| What the task requires |
Quote the whole listing verbatim.

| Exercise inputs |

(begin)

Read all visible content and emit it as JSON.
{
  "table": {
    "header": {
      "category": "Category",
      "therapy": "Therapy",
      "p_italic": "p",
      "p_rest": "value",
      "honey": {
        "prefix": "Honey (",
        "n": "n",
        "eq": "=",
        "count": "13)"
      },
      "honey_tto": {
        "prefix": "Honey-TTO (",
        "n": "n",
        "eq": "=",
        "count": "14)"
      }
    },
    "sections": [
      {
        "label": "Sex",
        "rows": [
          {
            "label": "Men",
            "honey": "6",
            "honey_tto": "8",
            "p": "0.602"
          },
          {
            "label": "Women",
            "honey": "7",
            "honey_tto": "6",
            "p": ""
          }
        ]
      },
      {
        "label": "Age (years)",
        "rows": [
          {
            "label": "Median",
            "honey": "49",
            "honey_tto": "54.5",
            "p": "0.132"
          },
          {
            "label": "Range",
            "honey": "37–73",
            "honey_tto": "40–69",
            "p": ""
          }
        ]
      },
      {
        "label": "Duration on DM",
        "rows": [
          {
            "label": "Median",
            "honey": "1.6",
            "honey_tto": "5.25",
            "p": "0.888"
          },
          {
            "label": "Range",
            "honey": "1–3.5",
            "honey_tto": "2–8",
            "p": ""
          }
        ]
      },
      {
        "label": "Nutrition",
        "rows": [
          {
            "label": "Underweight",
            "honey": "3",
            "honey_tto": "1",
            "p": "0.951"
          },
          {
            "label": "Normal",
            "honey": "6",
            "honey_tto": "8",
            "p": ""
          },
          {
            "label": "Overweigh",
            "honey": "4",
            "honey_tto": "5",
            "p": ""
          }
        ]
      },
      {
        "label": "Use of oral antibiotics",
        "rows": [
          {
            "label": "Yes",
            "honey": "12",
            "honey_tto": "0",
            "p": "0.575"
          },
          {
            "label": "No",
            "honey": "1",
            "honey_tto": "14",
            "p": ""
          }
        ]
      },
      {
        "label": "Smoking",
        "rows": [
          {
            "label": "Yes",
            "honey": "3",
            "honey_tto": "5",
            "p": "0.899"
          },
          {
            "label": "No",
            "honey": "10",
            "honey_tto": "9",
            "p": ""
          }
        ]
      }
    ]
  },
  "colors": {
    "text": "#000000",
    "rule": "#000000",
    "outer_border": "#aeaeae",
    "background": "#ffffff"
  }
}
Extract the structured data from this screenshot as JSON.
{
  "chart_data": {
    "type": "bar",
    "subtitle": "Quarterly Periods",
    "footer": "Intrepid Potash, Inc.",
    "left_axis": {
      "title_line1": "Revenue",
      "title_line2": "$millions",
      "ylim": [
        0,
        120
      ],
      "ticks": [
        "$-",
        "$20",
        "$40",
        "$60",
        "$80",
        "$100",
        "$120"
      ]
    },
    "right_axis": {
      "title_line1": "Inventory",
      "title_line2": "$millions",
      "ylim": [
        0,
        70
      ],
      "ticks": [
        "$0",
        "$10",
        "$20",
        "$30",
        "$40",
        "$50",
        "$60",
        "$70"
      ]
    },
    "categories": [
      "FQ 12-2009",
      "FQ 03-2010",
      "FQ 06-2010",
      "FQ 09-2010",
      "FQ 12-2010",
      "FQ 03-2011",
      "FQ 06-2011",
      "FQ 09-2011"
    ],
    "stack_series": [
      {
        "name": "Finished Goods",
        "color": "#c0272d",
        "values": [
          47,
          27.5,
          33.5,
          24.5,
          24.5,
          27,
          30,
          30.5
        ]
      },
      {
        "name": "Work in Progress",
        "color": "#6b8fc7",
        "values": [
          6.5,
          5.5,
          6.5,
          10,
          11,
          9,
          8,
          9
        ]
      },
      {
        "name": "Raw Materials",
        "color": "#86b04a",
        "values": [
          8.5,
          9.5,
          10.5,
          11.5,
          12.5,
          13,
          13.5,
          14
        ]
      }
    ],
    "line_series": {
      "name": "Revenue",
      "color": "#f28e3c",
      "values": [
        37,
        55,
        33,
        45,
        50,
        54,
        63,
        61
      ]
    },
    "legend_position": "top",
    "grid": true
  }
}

(end)

| Written solution |
Read all visible content and emit it as JSON.
{
  "table": {
    "header": {
      "category": "Category",
      "therapy": "Therapy",
      "p_italic": "p",
      "p_rest": "value",
      "honey": {
        "prefix": "Honey (",
        "n": "n",
        "eq": "=",
        "count": "13)"
      },
      "honey_tto": {
        "prefix": "Honey-TTO (",
        "n": "n",
        "eq": "=",
        "count": "14)"
      }
    },
    "sections": [
      {
        "label": "Sex",
        "rows": [
          {
            "label": "Men",
            "honey": "6",
            "honey_tto": "8",
            "p": "0.602"
          },
          {
            "label": "Women",
            "honey": "7",
            "honey_tto": "6",
            "p": ""
          }
        ]
      },
      {
        "label": "Age (years)",
        "rows": [
          {
            "label": "Median",
            "honey": "49",
            "honey_tto": "54.5",
            "p": "0.132"
          },
          {
            "label": "Range",
            "honey": "37–73",
            "honey_tto": "40–69",
            "p": ""
          }
        ]
      },
      {
        "label": "Duration on DM",
        "rows": [
          {
            "label": "Median",
            "honey": "1.6",
            "honey_tto": "5.25",
            "p": "0.888"
          },
          {
            "label": "Range",
            "honey": "1–3.5",
            "honey_tto": "2–8",
            "p": ""
          }
        ]
      },
      {
        "label": "Nutrition",
        "rows": [
          {
            "label": "Underweight",
            "honey": "3",
            "honey_tto": "1",
            "p": "0.951"
          },
          {
            "label": "Normal",
            "honey": "6",
            "honey_tto": "8",
            "p": ""
          },
          {
            "label": "Overweigh",
            "honey": "4",
            "honey_tto": "5",
            "p": ""
          }
        ]
      },
      {
        "label": "Use of oral antibiotics",
        "rows": [
          {
            "label": "Yes",
            "honey": "12",
            "honey_tto": "0",
            "p": "0.575"
          },
          {
            "label": "No",
            "honey": "1",
            "honey_tto": "14",
            "p": ""
          }
        ]
      },
      {
        "label": "Smoking",
        "rows": [
          {
            "label": "Yes",
            "honey": "3",
            "honey_tto": "5",
            "p": "0.899"
          },
          {
            "label": "No",
            "honey": "10",
            "honey_tto": "9",
            "p": ""
          }
        ]
      }
    ]
  },
  "colors": {
    "text": "#000000",
    "rule": "#000000",
    "outer_border": "#aeaeae",
    "background": "#ffffff"
  }
}
Extract the structured data from this screenshot as JSON.
{
  "chart_data": {
    "type": "bar",
    "subtitle": "Quarterly Periods",
    "footer": "Intrepid Potash, Inc.",
    "left_axis": {
      "title_line1": "Revenue",
      "title_line2": "$millions",
      "ylim": [
        0,
        120
      ],
      "ticks": [
        "$-",
        "$20",
        "$40",
        "$60",
        "$80",
        "$100",
        "$120"
      ]
    },
    "right_axis": {
      "title_line1": "Inventory",
      "title_line2": "$millions",
      "ylim": [
        0,
        70
      ],
      "ticks": [
        "$0",
        "$10",
        "$20",
        "$30",
        "$40",
        "$50",
        "$60",
        "$70"
      ]
    },
    "categories": [
      "FQ 12-2009",
      "FQ 03-2010",
      "FQ 06-2010",
      "FQ 09-2010",
      "FQ 12-2010",
      "FQ 03-2011",
      "FQ 06-2011",
      "FQ 09-2011"
    ],
    "stack_series": [
      {
        "name": "Finished Goods",
        "color": "#c0272d",
        "values": [
          47,
          27.5,
          33.5,
          24.5,
          24.5,
          27,
          30,
          30.5
        ]
      },
      {
        "name": "Work in Progress",
        "color": "#6b8fc7",
        "values": [
          6.5,
          5.5,
          6.5,
          10,
          11,
          9,
          8,
          9
        ]
      },
      {
        "name": "Raw Materials",
        "color": "#86b04a",
        "values": [
          8.5,
          9.5,
          10.5,
          11.5,
          12.5,
          13,
          13.5,
          14
        ]
      }
    ],
    "line_series": {
      "name": "Revenue",
      "color": "#f28e3c",
      "values": [
        37,
        55,
        33,
        45,
        50,
        54,
        63,
        61
      ]
    },
    "legend_position": "top",
    "grid": true
  }
}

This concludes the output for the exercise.